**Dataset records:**
+-------+
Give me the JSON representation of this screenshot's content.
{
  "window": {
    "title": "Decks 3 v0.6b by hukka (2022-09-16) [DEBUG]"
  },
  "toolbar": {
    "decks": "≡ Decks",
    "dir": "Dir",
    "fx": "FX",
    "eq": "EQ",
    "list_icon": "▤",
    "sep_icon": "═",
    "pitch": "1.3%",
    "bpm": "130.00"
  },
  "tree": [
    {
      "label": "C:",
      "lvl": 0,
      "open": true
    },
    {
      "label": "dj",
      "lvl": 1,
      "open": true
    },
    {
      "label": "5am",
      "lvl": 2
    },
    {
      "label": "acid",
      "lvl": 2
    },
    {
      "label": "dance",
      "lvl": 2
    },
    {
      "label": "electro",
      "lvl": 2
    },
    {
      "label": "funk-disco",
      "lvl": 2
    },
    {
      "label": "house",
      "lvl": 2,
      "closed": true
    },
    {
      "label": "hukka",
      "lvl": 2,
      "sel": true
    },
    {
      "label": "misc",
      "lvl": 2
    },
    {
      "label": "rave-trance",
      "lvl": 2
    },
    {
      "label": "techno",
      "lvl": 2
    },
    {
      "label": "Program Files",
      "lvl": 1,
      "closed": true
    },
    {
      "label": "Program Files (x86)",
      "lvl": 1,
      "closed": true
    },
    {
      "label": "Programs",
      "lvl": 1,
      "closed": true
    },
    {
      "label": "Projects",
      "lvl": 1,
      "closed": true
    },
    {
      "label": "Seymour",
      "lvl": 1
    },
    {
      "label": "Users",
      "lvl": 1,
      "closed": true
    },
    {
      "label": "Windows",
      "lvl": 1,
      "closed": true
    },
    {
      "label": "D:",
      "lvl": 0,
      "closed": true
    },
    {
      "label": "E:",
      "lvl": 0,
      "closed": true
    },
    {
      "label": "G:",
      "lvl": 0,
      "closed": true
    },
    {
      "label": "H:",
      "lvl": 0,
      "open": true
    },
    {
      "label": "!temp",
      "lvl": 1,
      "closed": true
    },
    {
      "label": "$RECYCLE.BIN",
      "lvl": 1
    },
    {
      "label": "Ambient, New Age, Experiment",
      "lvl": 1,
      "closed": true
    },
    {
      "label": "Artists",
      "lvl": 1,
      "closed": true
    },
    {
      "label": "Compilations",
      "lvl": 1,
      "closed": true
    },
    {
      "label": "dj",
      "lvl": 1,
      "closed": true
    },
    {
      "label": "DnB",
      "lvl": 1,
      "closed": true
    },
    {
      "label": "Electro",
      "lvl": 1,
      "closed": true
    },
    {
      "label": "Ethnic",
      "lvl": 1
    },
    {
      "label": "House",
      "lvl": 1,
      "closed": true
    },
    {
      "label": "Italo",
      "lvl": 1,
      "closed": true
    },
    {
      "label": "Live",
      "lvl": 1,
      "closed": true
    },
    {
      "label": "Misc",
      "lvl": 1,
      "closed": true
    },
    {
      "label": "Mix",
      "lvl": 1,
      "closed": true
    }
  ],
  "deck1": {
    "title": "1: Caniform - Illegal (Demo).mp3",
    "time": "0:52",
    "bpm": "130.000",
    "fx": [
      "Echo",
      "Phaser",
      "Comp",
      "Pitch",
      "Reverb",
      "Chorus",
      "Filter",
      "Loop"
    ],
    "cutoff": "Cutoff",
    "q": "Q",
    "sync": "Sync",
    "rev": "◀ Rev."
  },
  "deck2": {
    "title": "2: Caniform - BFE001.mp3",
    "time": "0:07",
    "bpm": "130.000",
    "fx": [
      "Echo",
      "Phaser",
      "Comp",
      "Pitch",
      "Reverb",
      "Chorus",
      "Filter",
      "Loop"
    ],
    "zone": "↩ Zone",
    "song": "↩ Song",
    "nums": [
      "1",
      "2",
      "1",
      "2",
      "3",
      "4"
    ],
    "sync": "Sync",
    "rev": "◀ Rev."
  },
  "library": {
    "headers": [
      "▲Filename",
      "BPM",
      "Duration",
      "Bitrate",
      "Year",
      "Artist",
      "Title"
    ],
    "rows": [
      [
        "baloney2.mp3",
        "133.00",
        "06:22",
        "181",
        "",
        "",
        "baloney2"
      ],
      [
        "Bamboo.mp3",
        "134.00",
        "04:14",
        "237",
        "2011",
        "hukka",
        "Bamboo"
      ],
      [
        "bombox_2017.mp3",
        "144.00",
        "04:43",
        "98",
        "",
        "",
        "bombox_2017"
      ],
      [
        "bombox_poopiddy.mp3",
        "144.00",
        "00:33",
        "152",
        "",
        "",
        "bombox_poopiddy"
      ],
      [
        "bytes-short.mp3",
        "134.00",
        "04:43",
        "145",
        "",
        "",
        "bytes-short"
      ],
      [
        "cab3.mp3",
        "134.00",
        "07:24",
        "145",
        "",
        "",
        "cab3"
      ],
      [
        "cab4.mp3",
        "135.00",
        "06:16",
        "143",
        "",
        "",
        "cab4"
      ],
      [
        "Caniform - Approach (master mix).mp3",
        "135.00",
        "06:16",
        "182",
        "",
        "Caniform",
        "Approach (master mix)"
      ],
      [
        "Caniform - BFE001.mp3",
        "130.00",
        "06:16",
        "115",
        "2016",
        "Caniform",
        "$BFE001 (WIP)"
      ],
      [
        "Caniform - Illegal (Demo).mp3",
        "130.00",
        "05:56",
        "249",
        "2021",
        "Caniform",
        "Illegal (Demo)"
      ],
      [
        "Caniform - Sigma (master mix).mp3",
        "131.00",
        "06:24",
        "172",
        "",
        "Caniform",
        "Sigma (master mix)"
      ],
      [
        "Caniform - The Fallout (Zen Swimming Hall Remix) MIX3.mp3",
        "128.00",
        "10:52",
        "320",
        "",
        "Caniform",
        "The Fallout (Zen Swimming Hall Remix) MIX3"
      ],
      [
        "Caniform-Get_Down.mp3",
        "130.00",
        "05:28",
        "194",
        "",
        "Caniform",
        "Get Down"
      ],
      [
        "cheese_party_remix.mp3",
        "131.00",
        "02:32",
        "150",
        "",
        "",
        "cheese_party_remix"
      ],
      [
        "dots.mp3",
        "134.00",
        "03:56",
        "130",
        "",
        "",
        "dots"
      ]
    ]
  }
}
+-------+
**PROMPT:**
Write out the full set of records exactly as given.

**TASK RESULT:**
Give me the JSON representation of this screenshot's content.
{
  "window": {
    "title": "Decks 3 v0.6b by hukka (2022-09-16) [DEBUG]"
  },
  "toolbar": {
    "decks": "≡ Decks",
    "dir": "Dir",
    "fx": "FX",
    "eq": "EQ",
    "list_icon": "▤",
    "sep_icon": "═",
    "pitch": "1.3%",
    "bpm": "130.00"
  },
  "tree": [
    {
      "label": "C:",
      "lvl": 0,
      "open": true
    },
    {
      "label": "dj",
      "lvl": 1,
      "open": true
    },
    {
      "label": "5am",
      "lvl": 2
    },
    {
      "label": "acid",
      "lvl": 2
    },
    {
      "label": "dance",
      "lvl": 2
    },
    {
      "label": "electro",
      "lvl": 2
    },
    {
      "label": "funk-disco",
      "lvl": 2
    },
    {
      "label": "house",
      "lvl": 2,
      "closed": true
    },
    {
      "label": "hukka",
      "lvl": 2,
      "sel": true
    },
    {
      "label": "misc",
      "lvl": 2
    },
    {
      "label": "rave-trance",
      "lvl": 2
    },
    {
      "label": "techno",
      "lvl": 2
    },
    {
      "label": "Program Files",
      "lvl": 1,
      "closed": true
    },
    {
      "label": "Program Files (x86)",
      "lvl": 1,
      "closed": true
    },
    {
      "label": "Programs",
      "lvl": 1,
      "closed": true
    },
    {
      "label": "Projects",
      "lvl": 1,
      "closed": true
    },
    {
      "label": "Seymour",
      "lvl": 1
    },
    {
      "label": "Users",
      "lvl": 1,
      "closed": true
    },
    {
      "label": "Windows",
      "lvl": 1,
      "closed": true
    },
    {
      "label": "D:",
      "lvl": 0,
      "closed": true
    },
    {
      "label": "E:",
      "lvl": 0,
      "closed": true
    },
    {
      "label": "G:",
      "lvl": 0,
      "closed": true
    },
    {
      "label": "H:",
      "lvl": 0,
      "open": true
    },
    {
      "label": "!temp",
      "lvl": 1,
      "closed": true
    },
    {
      "label": "$RECYCLE.BIN",
      "lvl": 1
    },
    {
      "label": "Ambient, New Age, Experiment",
      "lvl": 1,
      "closed": true
    },
    {
      "label": "Artists",
      "lvl": 1,
      "closed": true
    },
    {
      "label": "Compilations",
      "lvl": 1,
      "closed": true
    },
    {
      "label": "dj",
      "lvl": 1,
      "closed": true
    },
    {
      "label": "DnB",
      "lvl": 1,
      "closed": true
    },
    {
      "label": "Electro",
      "lvl": 1,
      "closed": true
    },
    {
      "label": "Ethnic",
      "lvl": 1
    },
    {
      "label": "House",
      "lvl": 1,
      "closed": true
    },
    {
      "label": "Italo",
      "lvl": 1,
      "closed": true
    },
    {
      "label": "Live",
      "lvl": 1,
      "closed": true
    },
    {
      "label": "Misc",
      "lvl": 1,
      "closed": true
    },
    {
      "label": "Mix",
      "lvl": 1,
      "closed": true
    }
  ],
  "deck1": {
    "title": "1: Caniform - Illegal (Demo).mp3",
    "time": "0:52",
    "bpm": "130.000",
    "fx": [
      "Echo",
      "Phaser",
      "Comp",
      "Pitch",
      "Reverb",
      "Chorus",
      "Filter",
      "Loop"
    ],
    "cutoff": "Cutoff",
    "q": "Q",
    "sync": "Sync",
    "rev": "◀ Rev."
  },
  "deck2": {
    "title": "2: Caniform - BFE001.mp3",
    "time": "0:07",
    "bpm": "130.000",
    "fx": [
      "Echo",
      "Phaser",
      "Comp",
      "Pitch",
      "Reverb",
      "Chorus",
      "Filter",
      "Loop"
    ],
    "zone": "↩ Zone",
    "song": "↩ Song",
    "nums": [
      "1",
      "2",
      "1",
      "2",
      "3",
      "4"
    ],
    "sync": "Sync",
    "rev": "◀ Rev."
  },
  "library": {
    "headers": [
      "▲Filename",
      "BPM",
      "Duration",
      "Bitrate",
      "Year",
      "Artist",
      "Title"
    ],
    "rows": [
      [
        "baloney2.mp3",
        "133.00",
        "06:22",
        "181",
        "",
        "",
        "baloney2"
      ],
      [
        "Bamboo.mp3",
        "134.00",
        "04:14",
        "237",
        "2011",
        "hukka",
        "Bamboo"
      ],
      [
        "bombox_2017.mp3",
        "144.00",
        "04:43",
        "98",
        "",
        "",
        "bombox_2017"
      ],
      [
        "bombox_poopiddy.mp3",
        "144.00",
        "00:33",
        "152",
        "",
        "",
        "bombox_poopiddy"
      ],
      [
        "bytes-short.mp3",
        "134.00",
        "04:43",
        "145",
        "",
        "",
        "bytes-short"
      ],
      [
        "cab3.mp3",
        "134.00",
        "07:24",
        "145",
        "",
        "",
        "cab3"
      ],
      [
        "cab4.mp3",
        "135.00",
        "06:16",
        "143",
        "",
        "",
        "cab4"
      ],
      [
        "Caniform - Approach (master mix).mp3",
        "135.00",
        "06:16",
        "182",
        "",
        "Caniform",
        "Approach (master mix)"
      ],
      [
        "Caniform - BFE001.mp3",
        "130.00",
        "06:16",
        "115",
        "2016",
        "Caniform",
        "$BFE001 (WIP)"
      ],
      [
        "Caniform - Illegal (Demo).mp3",
        "130.00",
        "05:56",
        "249",
        "2021",
        "Caniform",
        "Illegal (Demo)"
      ],
      [
        "Caniform - Sigma (master mix).mp3",
        "131.00",
        "06:24",
        "172",
        "",
        "Caniform",
        "Sigma (master mix)"
      ],
      [
        "Caniform - The Fallout (Zen Swimming Hall Remix) MIX3.mp3",
        "128.00",
        "10:52",
        "320",
        "",
        "Caniform",
        "The Fallout (Zen Swimming Hall Remix) MIX3"
      ],
      [
        "Caniform-Get_Down.mp3",
        "130.00",
        "05:28",
        "194",
        "",
        "Caniform",
        "Get Down"
      ],
      [
        "cheese_party_remix.mp3",
        "131.00",
        "02:32",
        "150",
        "",
        "",
        "cheese_party_remix"
      ],
      [
        "dots.mp3",
        "134.00",
        "03:56",
        "130",
        "",
        "",
        "dots"
      ]
    ]
  }
}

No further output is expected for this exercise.